Objective :: Return nothing but the lines from the line containing "Type out the text in this image." through the last line of the records, reproduced exactly.

Listed records ::
___
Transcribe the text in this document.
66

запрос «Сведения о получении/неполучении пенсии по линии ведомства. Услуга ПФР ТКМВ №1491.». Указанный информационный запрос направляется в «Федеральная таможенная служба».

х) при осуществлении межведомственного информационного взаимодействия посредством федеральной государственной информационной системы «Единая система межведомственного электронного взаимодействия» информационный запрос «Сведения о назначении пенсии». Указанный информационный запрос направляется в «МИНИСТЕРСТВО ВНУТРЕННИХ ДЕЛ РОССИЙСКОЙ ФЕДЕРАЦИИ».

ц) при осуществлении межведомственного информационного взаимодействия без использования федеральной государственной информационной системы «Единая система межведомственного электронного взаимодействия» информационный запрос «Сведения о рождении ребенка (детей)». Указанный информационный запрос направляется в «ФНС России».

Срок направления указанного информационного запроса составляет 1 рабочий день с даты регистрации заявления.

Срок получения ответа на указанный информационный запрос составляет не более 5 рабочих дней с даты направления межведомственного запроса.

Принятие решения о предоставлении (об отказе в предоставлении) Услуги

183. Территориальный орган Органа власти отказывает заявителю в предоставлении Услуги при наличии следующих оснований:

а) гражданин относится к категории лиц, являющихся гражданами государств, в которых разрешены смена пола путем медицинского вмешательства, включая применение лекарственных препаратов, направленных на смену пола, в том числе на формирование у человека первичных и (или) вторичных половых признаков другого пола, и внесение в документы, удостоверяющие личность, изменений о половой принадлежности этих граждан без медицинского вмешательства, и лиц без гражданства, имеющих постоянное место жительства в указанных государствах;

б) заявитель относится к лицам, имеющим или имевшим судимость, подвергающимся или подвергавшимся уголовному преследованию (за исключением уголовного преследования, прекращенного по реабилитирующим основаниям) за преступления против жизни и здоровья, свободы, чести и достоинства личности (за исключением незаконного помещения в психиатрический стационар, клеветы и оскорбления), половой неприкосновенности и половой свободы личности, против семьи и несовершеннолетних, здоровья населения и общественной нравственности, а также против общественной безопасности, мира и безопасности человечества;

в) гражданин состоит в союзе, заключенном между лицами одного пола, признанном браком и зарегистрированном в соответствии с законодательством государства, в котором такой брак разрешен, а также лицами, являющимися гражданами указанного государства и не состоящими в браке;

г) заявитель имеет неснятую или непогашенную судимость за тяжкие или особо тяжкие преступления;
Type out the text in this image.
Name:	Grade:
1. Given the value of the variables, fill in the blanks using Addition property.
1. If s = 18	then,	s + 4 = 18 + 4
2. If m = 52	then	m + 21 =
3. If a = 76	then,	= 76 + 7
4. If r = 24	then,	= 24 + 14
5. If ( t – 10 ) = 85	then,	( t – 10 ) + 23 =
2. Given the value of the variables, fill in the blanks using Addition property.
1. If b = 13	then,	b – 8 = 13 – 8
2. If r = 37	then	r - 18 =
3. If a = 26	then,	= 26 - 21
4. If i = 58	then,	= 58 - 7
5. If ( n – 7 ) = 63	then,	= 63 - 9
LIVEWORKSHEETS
___
Solution to the problem ::
Type out the text in this image.
Name:	Grade:
1. Given the value of the variables, fill in the blanks using Addition property.
1. If s = 18	then,	s + 4 = 18 + 4
2. If m = 52	then	m + 21 =
3. If a = 76	then,	= 76 + 7
4. If r = 24	then,	= 24 + 14
5. If ( t – 10 ) = 85	then,	( t – 10 ) + 23 =
2. Given the value of the variables, fill in the blanks using Addition property.
1. If b = 13	then,	b – 8 = 13 – 8
2. If r = 37	then	r - 18 =
3. If a = 26	then,	= 26 - 21
4. If i = 58	then,	= 58 - 7
5. If ( n – 7 ) = 63	then,	= 63 - 9
LIVEWORKSHEETS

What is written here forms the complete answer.